Collected data
+++
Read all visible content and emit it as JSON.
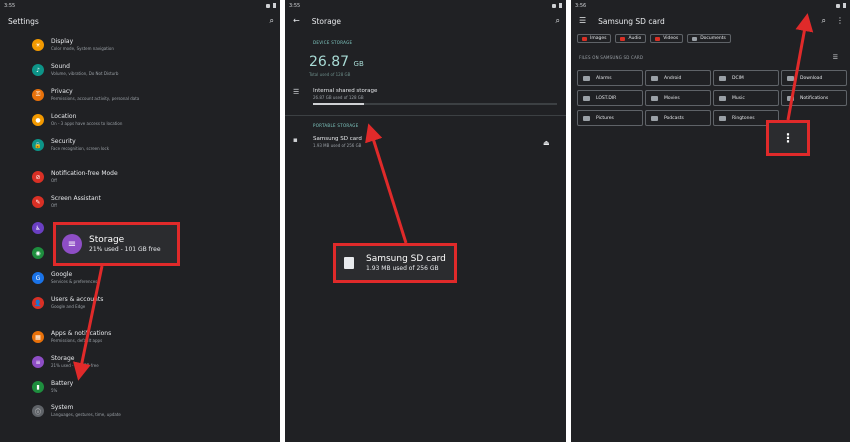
{
  "screen1": {
    "status_time": "3:55",
    "title": "Settings",
    "items": [
      {
        "title": "Display",
        "sub": "Color mode, System navigation",
        "color": "#f29900",
        "glyph": "☀"
      },
      {
        "title": "Sound",
        "sub": "Volume, vibration, Do Not Disturb",
        "color": "#0d9488",
        "glyph": "♪"
      },
      {
        "title": "Privacy",
        "sub": "Permissions, account activity, personal data",
        "color": "#e8710a",
        "glyph": "⚿"
      },
      {
        "title": "Location",
        "sub": "On - 3 apps have access to location",
        "color": "#f29900",
        "glyph": "●"
      },
      {
        "title": "Security",
        "sub": "Face recognition, screen lock",
        "color": "#0d9488",
        "glyph": "🔒"
      },
      {
        "title": "Notification-free Mode",
        "sub": "Off",
        "color": "#d93025",
        "glyph": "⊘"
      },
      {
        "title": "Screen Assistant",
        "sub": "Off",
        "color": "#d93025",
        "glyph": "✎"
      },
      {
        "title": "",
        "sub": "",
        "color": "#6a3fc2",
        "glyph": "♿"
      },
      {
        "title": "",
        "sub": "",
        "color": "#1e8e3e",
        "glyph": "◉"
      },
      {
        "title": "Google",
        "sub": "Services & preferences",
        "color": "#1a73e8",
        "glyph": "G"
      },
      {
        "title": "Users & accounts",
        "sub": "Google and Edge",
        "color": "#d93025",
        "glyph": "👤"
      },
      {
        "title": "Apps & notifications",
        "sub": "Permissions, default apps",
        "color": "#e8710a",
        "glyph": "▦"
      },
      {
        "title": "Storage",
        "sub": "21% used - 101 GB free",
        "color": "#8e4ec6",
        "glyph": "≡"
      },
      {
        "title": "Battery",
        "sub": "5%",
        "color": "#1e8e3e",
        "glyph": "▮"
      },
      {
        "title": "System",
        "sub": "Languages, gestures, time, update",
        "color": "#5f6368",
        "glyph": "ⓘ"
      }
    ],
    "callout": {
      "title": "Storage",
      "sub": "21% used - 101 GB free",
      "glyph": "≡"
    }
  },
  "screen2": {
    "status_time": "3:55",
    "title": "Storage",
    "device_label": "DEVICE STORAGE",
    "used_number": "26.87",
    "used_unit": "GB",
    "total_used": "Total used of 128 GB",
    "internal": {
      "title": "Internal shared storage",
      "sub": "26.87 GB used of 128 GB",
      "fraction": 0.21
    },
    "portable_label": "PORTABLE STORAGE",
    "sd": {
      "title": "Samsung SD card",
      "sub": "1.93 MB used of 256 GB"
    },
    "callout": {
      "title": "Samsung SD card",
      "sub": "1.93 MB used of 256 GB"
    }
  },
  "screen3": {
    "status_time": "3:56",
    "title": "Samsung SD card",
    "chips": [
      {
        "label": "Images",
        "color": "#d93025"
      },
      {
        "label": "Audio",
        "color": "#d93025"
      },
      {
        "label": "Videos",
        "color": "#d93025"
      },
      {
        "label": "Documents",
        "color": "#9aa0a6"
      }
    ],
    "files_label": "FILES ON SAMSUNG SD CARD",
    "folders": [
      "Alarms",
      "Android",
      "DCIM",
      "Download",
      "LOST.DIR",
      "Movies",
      "Music",
      "Notifications",
      "Pictures",
      "Podcasts",
      "Ringtones"
    ]
  }
}
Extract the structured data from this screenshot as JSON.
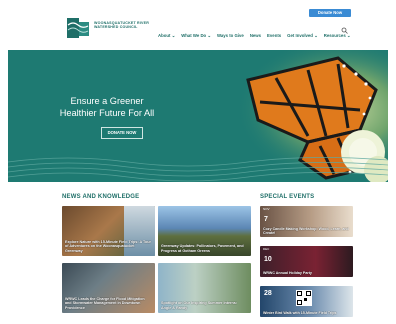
+++
YOUR TASK: Omit every image. Quote each record exactly.

REPLY:
Read all visible content and emit it as JSON.
{
  "screen1": {
    "status_time": "3:55",
    "title": "Settings",
    "items": [
      {
        "title": "Display",
        "sub": "Color mode, System navigation",
        "color": "#f29900",
        "glyph": "☀"
      },
      {
        "title": "Sound",
        "sub": "Volume, vibration, Do Not Disturb",
        "color": "#0d9488",
        "glyph": "♪"
      },
      {
        "title": "Privacy",
        "sub": "Permissions, account activity, personal data",
        "color": "#e8710a",
        "glyph": "⚿"
      },
      {
        "title": "Location",
        "sub": "On - 3 apps have access to location",
        "color": "#f29900",
        "glyph": "●"
      },
      {
        "title": "Security",
        "sub": "Face recognition, screen lock",
        "color": "#0d9488",
        "glyph": "🔒"
      },
      {
        "title": "Notification-free Mode",
        "sub": "Off",
        "color": "#d93025",
        "glyph": "⊘"
      },
      {
        "title": "Screen Assistant",
        "sub": "Off",
        "color": "#d93025",
        "glyph": "✎"
      },
      {
        "title": "",
        "sub": "",
        "color": "#6a3fc2",
        "glyph": "♿"
      },
      {
        "title": "",
        "sub": "",
        "color": "#1e8e3e",
        "glyph": "◉"
      },
      {
        "title": "Google",
        "sub": "Services & preferences",
        "color": "#1a73e8",
        "glyph": "G"
      },
      {
        "title": "Users & accounts",
        "sub": "Google and Edge",
        "color": "#d93025",
        "glyph": "👤"
      },
      {
        "title": "Apps & notifications",
        "sub": "Permissions, default apps",
        "color": "#e8710a",
        "glyph": "▦"
      },
      {
        "title": "Storage",
        "sub": "21% used - 101 GB free",
        "color": "#8e4ec6",
        "glyph": "≡"
      },
      {
        "title": "Battery",
        "sub": "5%",
        "color": "#1e8e3e",
        "glyph": "▮"
      },
      {
        "title": "System",
        "sub": "Languages, gestures, time, update",
        "color": "#5f6368",
        "glyph": "ⓘ"
      }
    ],
    "callout": {
      "title": "Storage",
      "sub": "21% used - 101 GB free",
      "glyph": "≡"
    }
  },
  "screen2": {
    "status_time": "3:55",
    "title": "Storage",
    "device_label": "DEVICE STORAGE",
    "used_number": "26.87",
    "used_unit": "GB",
    "total_used": "Total used of 128 GB",
    "internal": {
      "title": "Internal shared storage",
      "sub": "26.87 GB used of 128 GB",
      "fraction": 0.21
    },
    "portable_label": "PORTABLE STORAGE",
    "sd": {
      "title": "Samsung SD card",
      "sub": "1.93 MB used of 256 GB"
    },
    "callout": {
      "title": "Samsung SD card",
      "sub": "1.93 MB used of 256 GB"
    }
  },
  "screen3": {
    "status_time": "3:56",
    "title": "Samsung SD card",
    "chips": [
      {
        "label": "Images",
        "color": "#d93025"
      },
      {
        "label": "Audio",
        "color": "#d93025"
      },
      {
        "label": "Videos",
        "color": "#d93025"
      },
      {
        "label": "Documents",
        "color": "#9aa0a6"
      }
    ],
    "files_label": "FILES ON SAMSUNG SD CARD",
    "folders": [
      "Alarms",
      "Android",
      "DCIM",
      "Download",
      "LOST.DIR",
      "Movies",
      "Music",
      "Notifications",
      "Pictures",
      "Podcasts",
      "Ringtones"
    ]
  }
}
Extract the structured data from this screenshot as JSON.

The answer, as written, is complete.